Write out again only the lines between the one with "Parse this screenshot: output" and the end of the records below, both ends counted, and don't include the pictures.

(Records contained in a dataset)
— BEGIN —
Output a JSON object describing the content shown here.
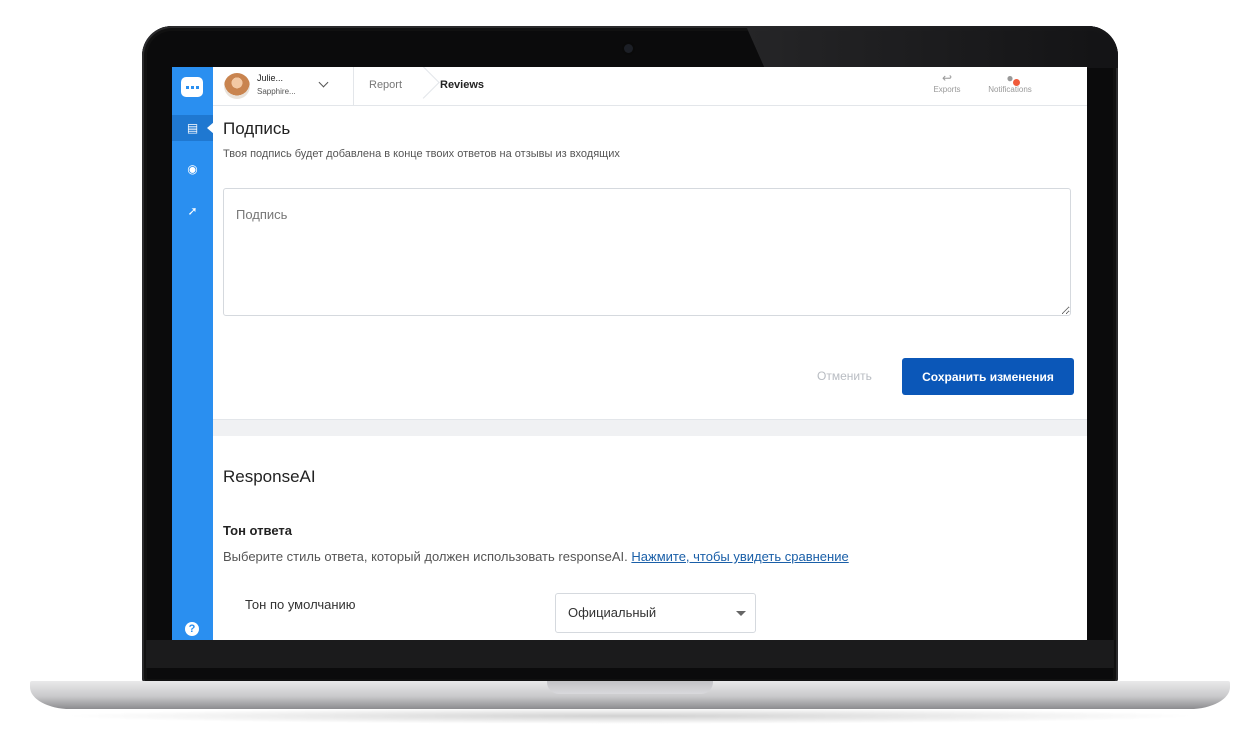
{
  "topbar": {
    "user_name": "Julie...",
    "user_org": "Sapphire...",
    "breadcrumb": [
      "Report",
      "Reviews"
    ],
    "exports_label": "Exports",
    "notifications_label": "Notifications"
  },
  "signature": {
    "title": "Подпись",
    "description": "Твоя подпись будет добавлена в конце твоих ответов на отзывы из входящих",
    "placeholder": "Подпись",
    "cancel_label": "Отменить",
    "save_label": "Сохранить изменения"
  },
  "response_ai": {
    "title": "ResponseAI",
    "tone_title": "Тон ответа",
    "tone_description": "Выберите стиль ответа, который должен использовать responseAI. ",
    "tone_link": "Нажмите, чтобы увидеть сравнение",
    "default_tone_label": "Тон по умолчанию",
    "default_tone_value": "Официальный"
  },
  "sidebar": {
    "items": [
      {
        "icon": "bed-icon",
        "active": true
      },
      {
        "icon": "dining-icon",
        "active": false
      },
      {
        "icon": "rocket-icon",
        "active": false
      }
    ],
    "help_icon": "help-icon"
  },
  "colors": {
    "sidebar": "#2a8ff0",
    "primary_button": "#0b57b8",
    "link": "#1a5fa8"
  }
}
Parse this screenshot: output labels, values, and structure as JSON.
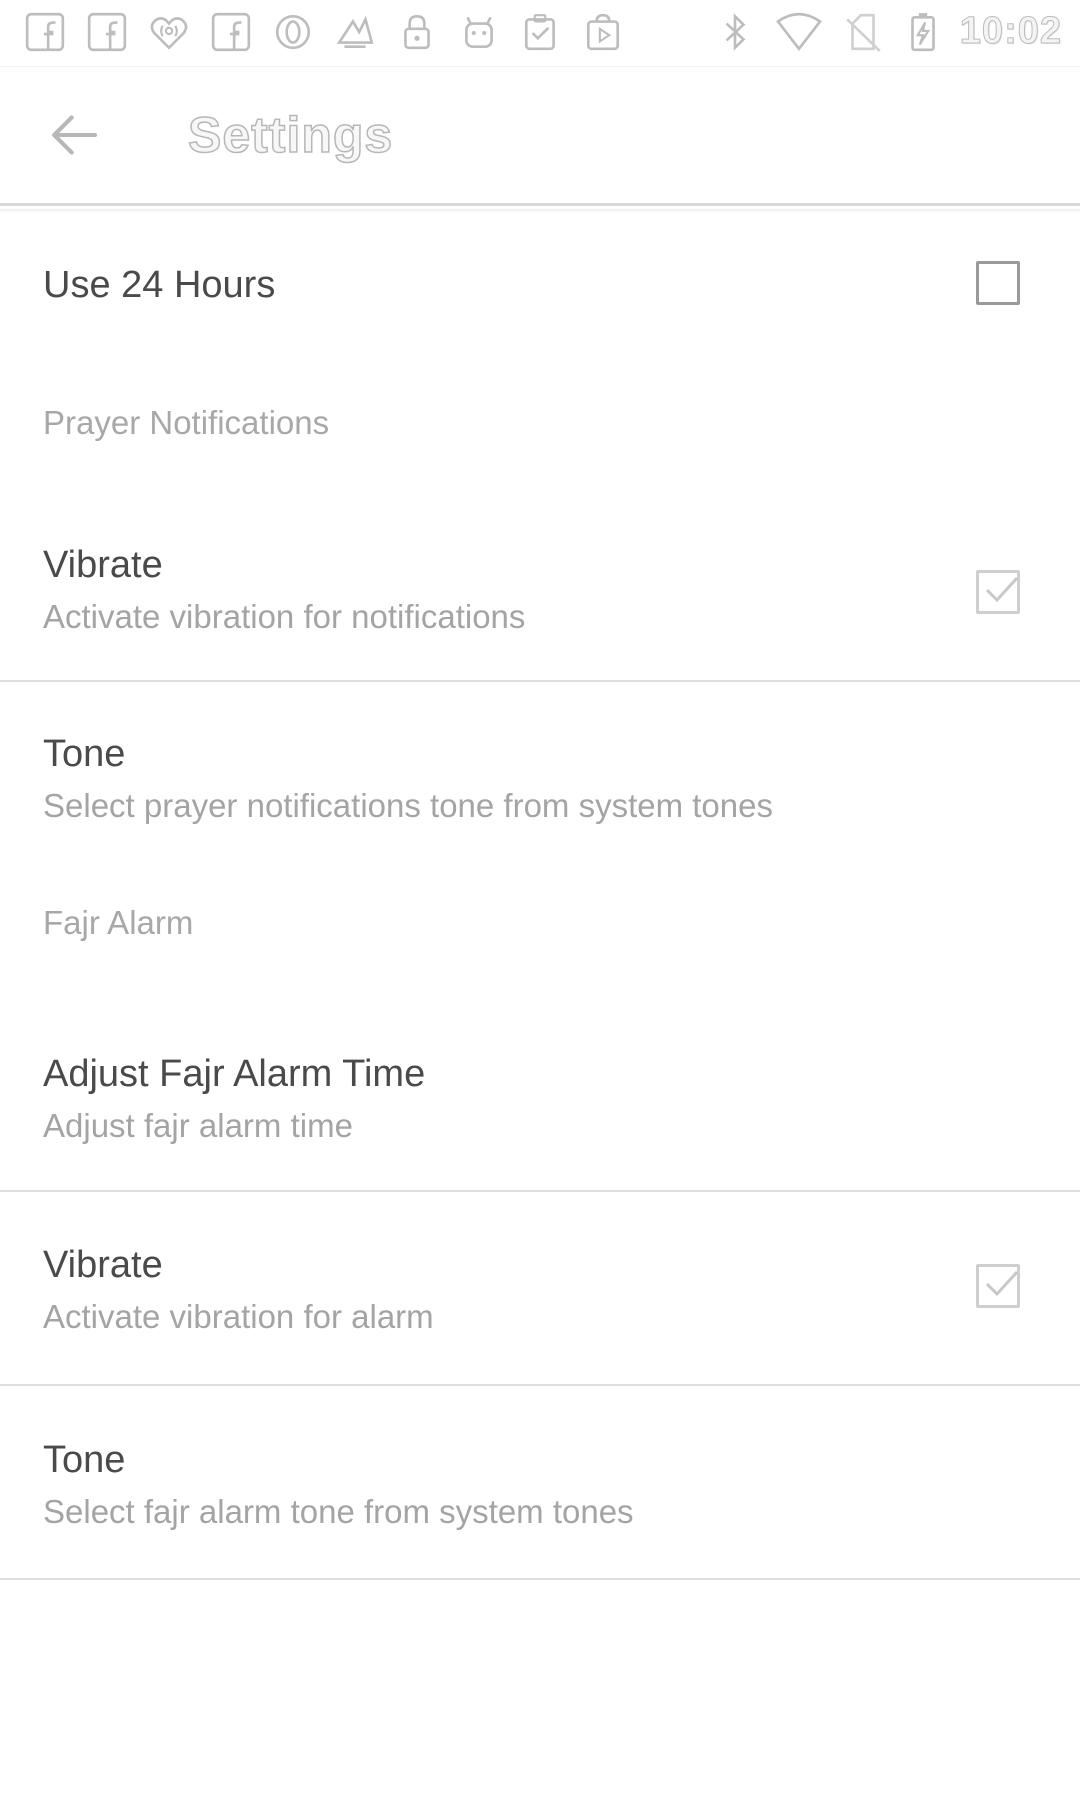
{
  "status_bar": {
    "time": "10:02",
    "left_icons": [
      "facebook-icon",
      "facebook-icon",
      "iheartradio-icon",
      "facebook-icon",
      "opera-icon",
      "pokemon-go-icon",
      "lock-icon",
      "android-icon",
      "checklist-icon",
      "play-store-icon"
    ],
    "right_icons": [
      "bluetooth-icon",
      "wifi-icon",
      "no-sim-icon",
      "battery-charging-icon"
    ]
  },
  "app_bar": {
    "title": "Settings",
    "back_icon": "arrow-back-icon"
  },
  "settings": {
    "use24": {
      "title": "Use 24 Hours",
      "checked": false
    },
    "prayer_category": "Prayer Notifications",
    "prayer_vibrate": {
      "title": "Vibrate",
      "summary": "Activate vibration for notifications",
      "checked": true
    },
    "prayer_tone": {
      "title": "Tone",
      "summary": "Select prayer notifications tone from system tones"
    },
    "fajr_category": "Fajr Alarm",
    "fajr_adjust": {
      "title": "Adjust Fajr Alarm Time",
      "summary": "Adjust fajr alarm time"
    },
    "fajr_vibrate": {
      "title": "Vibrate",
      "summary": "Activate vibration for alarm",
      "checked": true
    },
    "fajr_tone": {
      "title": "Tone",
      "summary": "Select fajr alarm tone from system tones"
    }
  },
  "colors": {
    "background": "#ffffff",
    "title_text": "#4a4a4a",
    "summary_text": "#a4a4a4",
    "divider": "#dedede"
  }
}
— END —
## Answer in full
Parse this screenshot: output labels, values, and structure as JSON.
{
  "status_bar": {
    "time": "10:02",
    "left_icons": [
      "facebook-icon",
      "facebook-icon",
      "iheartradio-icon",
      "facebook-icon",
      "opera-icon",
      "pokemon-go-icon",
      "lock-icon",
      "android-icon",
      "checklist-icon",
      "play-store-icon"
    ],
    "right_icons": [
      "bluetooth-icon",
      "wifi-icon",
      "no-sim-icon",
      "battery-charging-icon"
    ]
  },
  "app_bar": {
    "title": "Settings",
    "back_icon": "arrow-back-icon"
  },
  "settings": {
    "use24": {
      "title": "Use 24 Hours",
      "checked": false
    },
    "prayer_category": "Prayer Notifications",
    "prayer_vibrate": {
      "title": "Vibrate",
      "summary": "Activate vibration for notifications",
      "checked": true
    },
    "prayer_tone": {
      "title": "Tone",
      "summary": "Select prayer notifications tone from system tones"
    },
    "fajr_category": "Fajr Alarm",
    "fajr_adjust": {
      "title": "Adjust Fajr Alarm Time",
      "summary": "Adjust fajr alarm time"
    },
    "fajr_vibrate": {
      "title": "Vibrate",
      "summary": "Activate vibration for alarm",
      "checked": true
    },
    "fajr_tone": {
      "title": "Tone",
      "summary": "Select fajr alarm tone from system tones"
    }
  },
  "colors": {
    "background": "#ffffff",
    "title_text": "#4a4a4a",
    "summary_text": "#a4a4a4",
    "divider": "#dedede"
  }
}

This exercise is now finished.